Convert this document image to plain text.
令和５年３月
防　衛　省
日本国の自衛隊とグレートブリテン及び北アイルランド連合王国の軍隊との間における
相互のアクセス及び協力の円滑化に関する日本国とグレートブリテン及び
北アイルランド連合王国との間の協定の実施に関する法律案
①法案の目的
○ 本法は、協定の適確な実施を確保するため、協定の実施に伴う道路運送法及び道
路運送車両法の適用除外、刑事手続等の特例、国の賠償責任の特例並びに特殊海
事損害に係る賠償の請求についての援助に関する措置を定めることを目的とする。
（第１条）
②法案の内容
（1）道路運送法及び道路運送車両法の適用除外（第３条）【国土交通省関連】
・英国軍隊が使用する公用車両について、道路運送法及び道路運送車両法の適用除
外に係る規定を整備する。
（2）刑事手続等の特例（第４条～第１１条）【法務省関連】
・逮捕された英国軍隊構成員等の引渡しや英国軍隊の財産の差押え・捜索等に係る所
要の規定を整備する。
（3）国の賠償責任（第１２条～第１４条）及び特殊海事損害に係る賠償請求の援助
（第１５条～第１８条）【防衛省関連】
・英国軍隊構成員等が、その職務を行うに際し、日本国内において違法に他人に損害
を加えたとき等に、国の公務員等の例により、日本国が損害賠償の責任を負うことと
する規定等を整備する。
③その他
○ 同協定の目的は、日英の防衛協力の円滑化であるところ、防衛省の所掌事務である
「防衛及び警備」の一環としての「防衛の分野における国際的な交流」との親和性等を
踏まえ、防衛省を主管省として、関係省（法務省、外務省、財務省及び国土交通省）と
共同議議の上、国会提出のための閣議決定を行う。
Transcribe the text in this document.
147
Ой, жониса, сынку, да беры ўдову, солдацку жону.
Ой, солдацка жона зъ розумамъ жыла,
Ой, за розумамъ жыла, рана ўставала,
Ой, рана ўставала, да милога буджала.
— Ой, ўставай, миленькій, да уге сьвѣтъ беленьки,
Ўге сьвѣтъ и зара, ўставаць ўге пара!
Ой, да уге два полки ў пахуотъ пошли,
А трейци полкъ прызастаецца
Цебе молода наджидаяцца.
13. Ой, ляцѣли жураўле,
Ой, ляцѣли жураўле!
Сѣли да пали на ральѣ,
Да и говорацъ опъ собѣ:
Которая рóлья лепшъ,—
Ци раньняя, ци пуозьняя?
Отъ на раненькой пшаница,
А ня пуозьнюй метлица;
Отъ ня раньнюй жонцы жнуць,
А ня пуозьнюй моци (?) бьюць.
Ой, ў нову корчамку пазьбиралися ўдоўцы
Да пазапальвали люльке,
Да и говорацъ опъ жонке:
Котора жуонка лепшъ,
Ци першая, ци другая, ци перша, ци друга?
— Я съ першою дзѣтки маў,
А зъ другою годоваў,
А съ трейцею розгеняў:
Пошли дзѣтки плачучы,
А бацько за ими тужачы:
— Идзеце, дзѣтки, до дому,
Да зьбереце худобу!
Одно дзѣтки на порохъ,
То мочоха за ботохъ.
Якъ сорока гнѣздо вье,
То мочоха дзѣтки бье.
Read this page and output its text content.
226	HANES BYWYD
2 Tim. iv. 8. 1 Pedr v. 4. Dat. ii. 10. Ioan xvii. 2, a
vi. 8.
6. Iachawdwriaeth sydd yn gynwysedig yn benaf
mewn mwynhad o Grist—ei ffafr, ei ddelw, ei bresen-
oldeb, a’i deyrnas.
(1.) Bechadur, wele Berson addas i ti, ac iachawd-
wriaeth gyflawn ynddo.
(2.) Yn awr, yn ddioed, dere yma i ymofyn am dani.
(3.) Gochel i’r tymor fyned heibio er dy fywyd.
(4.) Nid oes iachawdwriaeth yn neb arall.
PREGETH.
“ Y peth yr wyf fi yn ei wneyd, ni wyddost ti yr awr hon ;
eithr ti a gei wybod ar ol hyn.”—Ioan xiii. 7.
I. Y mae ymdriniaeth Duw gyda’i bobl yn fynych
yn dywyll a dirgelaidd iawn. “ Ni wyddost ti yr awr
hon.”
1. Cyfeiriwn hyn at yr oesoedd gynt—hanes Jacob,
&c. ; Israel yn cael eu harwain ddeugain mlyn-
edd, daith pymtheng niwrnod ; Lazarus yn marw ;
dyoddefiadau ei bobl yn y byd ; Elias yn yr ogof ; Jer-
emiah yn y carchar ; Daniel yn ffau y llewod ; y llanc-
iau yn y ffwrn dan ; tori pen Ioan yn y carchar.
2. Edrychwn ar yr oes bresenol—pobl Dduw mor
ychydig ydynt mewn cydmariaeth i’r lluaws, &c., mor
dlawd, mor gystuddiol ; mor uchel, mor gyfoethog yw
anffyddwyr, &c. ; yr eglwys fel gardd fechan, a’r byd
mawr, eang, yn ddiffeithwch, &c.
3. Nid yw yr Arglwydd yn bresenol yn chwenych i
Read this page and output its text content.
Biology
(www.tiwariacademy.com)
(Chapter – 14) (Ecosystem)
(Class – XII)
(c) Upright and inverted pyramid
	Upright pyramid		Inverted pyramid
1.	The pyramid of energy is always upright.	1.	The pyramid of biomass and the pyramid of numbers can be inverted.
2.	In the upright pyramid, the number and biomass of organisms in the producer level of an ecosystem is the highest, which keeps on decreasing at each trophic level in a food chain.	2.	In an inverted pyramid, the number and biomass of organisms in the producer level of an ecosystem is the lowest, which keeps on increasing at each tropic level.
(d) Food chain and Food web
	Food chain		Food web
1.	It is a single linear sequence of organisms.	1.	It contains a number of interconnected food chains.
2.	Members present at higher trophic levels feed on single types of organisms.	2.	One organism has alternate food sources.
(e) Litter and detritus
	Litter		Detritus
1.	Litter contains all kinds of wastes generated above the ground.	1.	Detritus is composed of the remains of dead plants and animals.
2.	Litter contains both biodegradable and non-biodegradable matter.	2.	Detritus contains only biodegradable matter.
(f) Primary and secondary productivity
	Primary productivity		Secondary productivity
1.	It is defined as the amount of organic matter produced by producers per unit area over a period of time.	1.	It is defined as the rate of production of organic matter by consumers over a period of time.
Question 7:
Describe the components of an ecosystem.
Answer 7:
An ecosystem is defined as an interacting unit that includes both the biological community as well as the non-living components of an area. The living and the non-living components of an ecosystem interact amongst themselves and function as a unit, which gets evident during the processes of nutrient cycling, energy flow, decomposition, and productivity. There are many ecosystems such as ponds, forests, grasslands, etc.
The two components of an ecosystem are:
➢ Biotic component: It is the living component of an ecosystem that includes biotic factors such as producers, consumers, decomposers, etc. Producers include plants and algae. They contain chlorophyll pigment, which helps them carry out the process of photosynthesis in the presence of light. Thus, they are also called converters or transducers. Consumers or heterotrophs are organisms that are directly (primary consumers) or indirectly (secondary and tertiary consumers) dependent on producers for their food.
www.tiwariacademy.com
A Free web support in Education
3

- Stated exercise: The records above should be restated word for word, please.

- Problem solution:
Convert this document image to plain text.
令和５年３月
防　衛　省
日本国の自衛隊とグレートブリテン及び北アイルランド連合王国の軍隊との間における
相互のアクセス及び協力の円滑化に関する日本国とグレートブリテン及び
北アイルランド連合王国との間の協定の実施に関する法律案
①法案の目的
○ 本法は、協定の適確な実施を確保するため、協定の実施に伴う道路運送法及び道
路運送車両法の適用除外、刑事手続等の特例、国の賠償責任の特例並びに特殊海
事損害に係る賠償の請求についての援助に関する措置を定めることを目的とする。
（第１条）
②法案の内容
（1）道路運送法及び道路運送車両法の適用除外（第３条）【国土交通省関連】
・英国軍隊が使用する公用車両について、道路運送法及び道路運送車両法の適用除
外に係る規定を整備する。
（2）刑事手続等の特例（第４条～第１１条）【法務省関連】
・逮捕された英国軍隊構成員等の引渡しや英国軍隊の財産の差押え・捜索等に係る所
要の規定を整備する。
（3）国の賠償責任（第１２条～第１４条）及び特殊海事損害に係る賠償請求の援助
（第１５条～第１８条）【防衛省関連】
・英国軍隊構成員等が、その職務を行うに際し、日本国内において違法に他人に損害
を加えたとき等に、国の公務員等の例により、日本国が損害賠償の責任を負うことと
する規定等を整備する。
③その他
○ 同協定の目的は、日英の防衛協力の円滑化であるところ、防衛省の所掌事務である
「防衛及び警備」の一環としての「防衛の分野における国際的な交流」との親和性等を
踏まえ、防衛省を主管省として、関係省（法務省、外務省、財務省及び国土交通省）と
共同議議の上、国会提出のための閣議決定を行う。
Transcribe the text in this document.
147
Ой, жониса, сынку, да беры ўдову, солдацку жону.
Ой, солдацка жона зъ розумамъ жыла,
Ой, за розумамъ жыла, рана ўставала,
Ой, рана ўставала, да милога буджала.
— Ой, ўставай, миленькій, да уге сьвѣтъ беленьки,
Ўге сьвѣтъ и зара, ўставаць ўге пара!
Ой, да уге два полки ў пахуотъ пошли,
А трейци полкъ прызастаецца
Цебе молода наджидаяцца.
13. Ой, ляцѣли жураўле,
Ой, ляцѣли жураўле!
Сѣли да пали на ральѣ,
Да и говорацъ опъ собѣ:
Которая рóлья лепшъ,—
Ци раньняя, ци пуозьняя?
Отъ на раненькой пшаница,
А ня пуозьнюй метлица;
Отъ ня раньнюй жонцы жнуць,
А ня пуозьнюй моци (?) бьюць.
Ой, ў нову корчамку пазьбиралися ўдоўцы
Да пазапальвали люльке,
Да и говорацъ опъ жонке:
Котора жуонка лепшъ,
Ци першая, ци другая, ци перша, ци друга?
— Я съ першою дзѣтки маў,
А зъ другою годоваў,
А съ трейцею розгеняў:
Пошли дзѣтки плачучы,
А бацько за ими тужачы:
— Идзеце, дзѣтки, до дому,
Да зьбереце худобу!
Одно дзѣтки на порохъ,
То мочоха за ботохъ.
Якъ сорока гнѣздо вье,
То мочоха дзѣтки бье.
Read this page and output its text content.
226	HANES BYWYD
2 Tim. iv. 8. 1 Pedr v. 4. Dat. ii. 10. Ioan xvii. 2, a
vi. 8.
6. Iachawdwriaeth sydd yn gynwysedig yn benaf
mewn mwynhad o Grist—ei ffafr, ei ddelw, ei bresen-
oldeb, a’i deyrnas.
(1.) Bechadur, wele Berson addas i ti, ac iachawd-
wriaeth gyflawn ynddo.
(2.) Yn awr, yn ddioed, dere yma i ymofyn am dani.
(3.) Gochel i’r tymor fyned heibio er dy fywyd.
(4.) Nid oes iachawdwriaeth yn neb arall.
PREGETH.
“ Y peth yr wyf fi yn ei wneyd, ni wyddost ti yr awr hon ;
eithr ti a gei wybod ar ol hyn.”—Ioan xiii. 7.
I. Y mae ymdriniaeth Duw gyda’i bobl yn fynych
yn dywyll a dirgelaidd iawn. “ Ni wyddost ti yr awr
hon.”
1. Cyfeiriwn hyn at yr oesoedd gynt—hanes Jacob,
&c. ; Israel yn cael eu harwain ddeugain mlyn-
edd, daith pymtheng niwrnod ; Lazarus yn marw ;
dyoddefiadau ei bobl yn y byd ; Elias yn yr ogof ; Jer-
emiah yn y carchar ; Daniel yn ffau y llewod ; y llanc-
iau yn y ffwrn dan ; tori pen Ioan yn y carchar.
2. Edrychwn ar yr oes bresenol—pobl Dduw mor
ychydig ydynt mewn cydmariaeth i’r lluaws, &c., mor
dlawd, mor gystuddiol ; mor uchel, mor gyfoethog yw
anffyddwyr, &c. ; yr eglwys fel gardd fechan, a’r byd
mawr, eang, yn ddiffeithwch, &c.
3. Nid yw yr Arglwydd yn bresenol yn chwenych i
Read this page and output its text content.
Biology
(www.tiwariacademy.com)
(Chapter – 14) (Ecosystem)
(Class – XII)
(c) Upright and inverted pyramid
	Upright pyramid		Inverted pyramid
1.	The pyramid of energy is always upright.	1.	The pyramid of biomass and the pyramid of numbers can be inverted.
2.	In the upright pyramid, the number and biomass of organisms in the producer level of an ecosystem is the highest, which keeps on decreasing at each trophic level in a food chain.	2.	In an inverted pyramid, the number and biomass of organisms in the producer level of an ecosystem is the lowest, which keeps on increasing at each tropic level.
(d) Food chain and Food web
	Food chain		Food web
1.	It is a single linear sequence of organisms.	1.	It contains a number of interconnected food chains.
2.	Members present at higher trophic levels feed on single types of organisms.	2.	One organism has alternate food sources.
(e) Litter and detritus
	Litter		Detritus
1.	Litter contains all kinds of wastes generated above the ground.	1.	Detritus is composed of the remains of dead plants and animals.
2.	Litter contains both biodegradable and non-biodegradable matter.	2.	Detritus contains only biodegradable matter.
(f) Primary and secondary productivity
	Primary productivity		Secondary productivity
1.	It is defined as the amount of organic matter produced by producers per unit area over a period of time.	1.	It is defined as the rate of production of organic matter by consumers over a period of time.
Question 7:
Describe the components of an ecosystem.
Answer 7:
An ecosystem is defined as an interacting unit that includes both the biological community as well as the non-living components of an area. The living and the non-living components of an ecosystem interact amongst themselves and function as a unit, which gets evident during the processes of nutrient cycling, energy flow, decomposition, and productivity. There are many ecosystems such as ponds, forests, grasslands, etc.
The two components of an ecosystem are:
➢ Biotic component: It is the living component of an ecosystem that includes biotic factors such as producers, consumers, decomposers, etc. Producers include plants and algae. They contain chlorophyll pigment, which helps them carry out the process of photosynthesis in the presence of light. Thus, they are also called converters or transducers. Consumers or heterotrophs are organisms that are directly (primary consumers) or indirectly (secondary and tertiary consumers) dependent on producers for their food.
www.tiwariacademy.com
A Free web support in Education
3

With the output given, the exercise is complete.